RECORDS ->
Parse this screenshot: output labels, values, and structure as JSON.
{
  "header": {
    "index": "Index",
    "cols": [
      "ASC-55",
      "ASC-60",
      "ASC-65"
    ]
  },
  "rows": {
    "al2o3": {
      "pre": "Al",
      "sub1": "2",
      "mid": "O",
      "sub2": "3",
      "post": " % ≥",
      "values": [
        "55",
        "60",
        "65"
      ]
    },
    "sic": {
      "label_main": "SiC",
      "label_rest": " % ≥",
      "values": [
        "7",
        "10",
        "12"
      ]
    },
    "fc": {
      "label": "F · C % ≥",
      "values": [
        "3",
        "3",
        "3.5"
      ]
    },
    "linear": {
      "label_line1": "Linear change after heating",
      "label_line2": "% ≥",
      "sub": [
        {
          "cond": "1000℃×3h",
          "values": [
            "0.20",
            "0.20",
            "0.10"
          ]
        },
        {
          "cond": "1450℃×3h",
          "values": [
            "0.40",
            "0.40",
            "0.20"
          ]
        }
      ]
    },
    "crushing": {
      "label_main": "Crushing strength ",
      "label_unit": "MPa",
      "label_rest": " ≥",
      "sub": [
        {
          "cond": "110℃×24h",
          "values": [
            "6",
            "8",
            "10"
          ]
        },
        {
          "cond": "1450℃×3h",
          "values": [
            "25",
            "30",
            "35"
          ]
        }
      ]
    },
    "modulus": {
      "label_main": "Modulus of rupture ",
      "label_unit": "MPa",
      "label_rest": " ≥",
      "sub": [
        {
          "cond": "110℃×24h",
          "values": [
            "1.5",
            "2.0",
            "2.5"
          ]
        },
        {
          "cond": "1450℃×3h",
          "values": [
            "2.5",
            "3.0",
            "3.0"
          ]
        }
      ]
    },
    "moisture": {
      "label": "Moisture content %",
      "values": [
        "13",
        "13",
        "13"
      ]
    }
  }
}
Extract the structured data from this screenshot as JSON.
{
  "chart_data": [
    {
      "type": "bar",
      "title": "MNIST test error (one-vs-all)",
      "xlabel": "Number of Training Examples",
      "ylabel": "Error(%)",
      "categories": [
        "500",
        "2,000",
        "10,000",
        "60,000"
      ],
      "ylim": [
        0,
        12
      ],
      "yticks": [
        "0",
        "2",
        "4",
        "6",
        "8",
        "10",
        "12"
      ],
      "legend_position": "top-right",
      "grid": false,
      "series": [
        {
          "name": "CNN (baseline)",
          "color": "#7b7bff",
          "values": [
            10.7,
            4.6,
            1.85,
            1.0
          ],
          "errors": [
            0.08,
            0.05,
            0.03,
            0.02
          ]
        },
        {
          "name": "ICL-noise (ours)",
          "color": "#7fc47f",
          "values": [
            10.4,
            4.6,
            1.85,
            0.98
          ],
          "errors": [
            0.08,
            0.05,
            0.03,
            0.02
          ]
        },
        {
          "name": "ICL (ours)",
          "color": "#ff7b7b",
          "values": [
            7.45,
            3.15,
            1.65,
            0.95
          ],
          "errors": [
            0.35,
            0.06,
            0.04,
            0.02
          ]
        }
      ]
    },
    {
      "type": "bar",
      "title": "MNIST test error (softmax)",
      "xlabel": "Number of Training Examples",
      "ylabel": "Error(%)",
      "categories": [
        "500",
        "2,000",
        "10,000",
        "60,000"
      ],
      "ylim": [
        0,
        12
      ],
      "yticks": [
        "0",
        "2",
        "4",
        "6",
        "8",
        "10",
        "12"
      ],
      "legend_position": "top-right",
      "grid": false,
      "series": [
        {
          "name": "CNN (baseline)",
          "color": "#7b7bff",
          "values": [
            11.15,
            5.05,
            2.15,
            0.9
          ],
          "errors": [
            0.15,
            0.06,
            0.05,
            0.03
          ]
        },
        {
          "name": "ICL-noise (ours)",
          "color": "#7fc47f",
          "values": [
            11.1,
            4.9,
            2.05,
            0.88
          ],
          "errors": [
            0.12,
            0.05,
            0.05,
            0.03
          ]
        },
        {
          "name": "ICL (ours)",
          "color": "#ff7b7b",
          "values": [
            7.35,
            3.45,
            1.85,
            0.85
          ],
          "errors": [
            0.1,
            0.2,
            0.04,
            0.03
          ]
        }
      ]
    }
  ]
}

INSTRUCTION -> Give the complete listing a second time, exactly as it reads.

ANSWER IN FULL ->
Parse this screenshot: output labels, values, and structure as JSON.
{
  "header": {
    "index": "Index",
    "cols": [
      "ASC-55",
      "ASC-60",
      "ASC-65"
    ]
  },
  "rows": {
    "al2o3": {
      "pre": "Al",
      "sub1": "2",
      "mid": "O",
      "sub2": "3",
      "post": " % ≥",
      "values": [
        "55",
        "60",
        "65"
      ]
    },
    "sic": {
      "label_main": "SiC",
      "label_rest": " % ≥",
      "values": [
        "7",
        "10",
        "12"
      ]
    },
    "fc": {
      "label": "F · C % ≥",
      "values": [
        "3",
        "3",
        "3.5"
      ]
    },
    "linear": {
      "label_line1": "Linear change after heating",
      "label_line2": "% ≥",
      "sub": [
        {
          "cond": "1000℃×3h",
          "values": [
            "0.20",
            "0.20",
            "0.10"
          ]
        },
        {
          "cond": "1450℃×3h",
          "values": [
            "0.40",
            "0.40",
            "0.20"
          ]
        }
      ]
    },
    "crushing": {
      "label_main": "Crushing strength ",
      "label_unit": "MPa",
      "label_rest": " ≥",
      "sub": [
        {
          "cond": "110℃×24h",
          "values": [
            "6",
            "8",
            "10"
          ]
        },
        {
          "cond": "1450℃×3h",
          "values": [
            "25",
            "30",
            "35"
          ]
        }
      ]
    },
    "modulus": {
      "label_main": "Modulus of rupture ",
      "label_unit": "MPa",
      "label_rest": " ≥",
      "sub": [
        {
          "cond": "110℃×24h",
          "values": [
            "1.5",
            "2.0",
            "2.5"
          ]
        },
        {
          "cond": "1450℃×3h",
          "values": [
            "2.5",
            "3.0",
            "3.0"
          ]
        }
      ]
    },
    "moisture": {
      "label": "Moisture content %",
      "values": [
        "13",
        "13",
        "13"
      ]
    }
  }
}
Extract the structured data from this screenshot as JSON.
{
  "chart_data": [
    {
      "type": "bar",
      "title": "MNIST test error (one-vs-all)",
      "xlabel": "Number of Training Examples",
      "ylabel": "Error(%)",
      "categories": [
        "500",
        "2,000",
        "10,000",
        "60,000"
      ],
      "ylim": [
        0,
        12
      ],
      "yticks": [
        "0",
        "2",
        "4",
        "6",
        "8",
        "10",
        "12"
      ],
      "legend_position": "top-right",
      "grid": false,
      "series": [
        {
          "name": "CNN (baseline)",
          "color": "#7b7bff",
          "values": [
            10.7,
            4.6,
            1.85,
            1.0
          ],
          "errors": [
            0.08,
            0.05,
            0.03,
            0.02
          ]
        },
        {
          "name": "ICL-noise (ours)",
          "color": "#7fc47f",
          "values": [
            10.4,
            4.6,
            1.85,
            0.98
          ],
          "errors": [
            0.08,
            0.05,
            0.03,
            0.02
          ]
        },
        {
          "name": "ICL (ours)",
          "color": "#ff7b7b",
          "values": [
            7.45,
            3.15,
            1.65,
            0.95
          ],
          "errors": [
            0.35,
            0.06,
            0.04,
            0.02
          ]
        }
      ]
    },
    {
      "type": "bar",
      "title": "MNIST test error (softmax)",
      "xlabel": "Number of Training Examples",
      "ylabel": "Error(%)",
      "categories": [
        "500",
        "2,000",
        "10,000",
        "60,000"
      ],
      "ylim": [
        0,
        12
      ],
      "yticks": [
        "0",
        "2",
        "4",
        "6",
        "8",
        "10",
        "12"
      ],
      "legend_position": "top-right",
      "grid": false,
      "series": [
        {
          "name": "CNN (baseline)",
          "color": "#7b7bff",
          "values": [
            11.15,
            5.05,
            2.15,
            0.9
          ],
          "errors": [
            0.15,
            0.06,
            0.05,
            0.03
          ]
        },
        {
          "name": "ICL-noise (ours)",
          "color": "#7fc47f",
          "values": [
            11.1,
            4.9,
            2.05,
            0.88
          ],
          "errors": [
            0.12,
            0.05,
            0.05,
            0.03
          ]
        },
        {
          "name": "ICL (ours)",
          "color": "#ff7b7b",
          "values": [
            7.35,
            3.45,
            1.85,
            0.85
          ],
          "errors": [
            0.1,
            0.2,
            0.04,
            0.03
          ]
        }
      ]
    }
  ]
}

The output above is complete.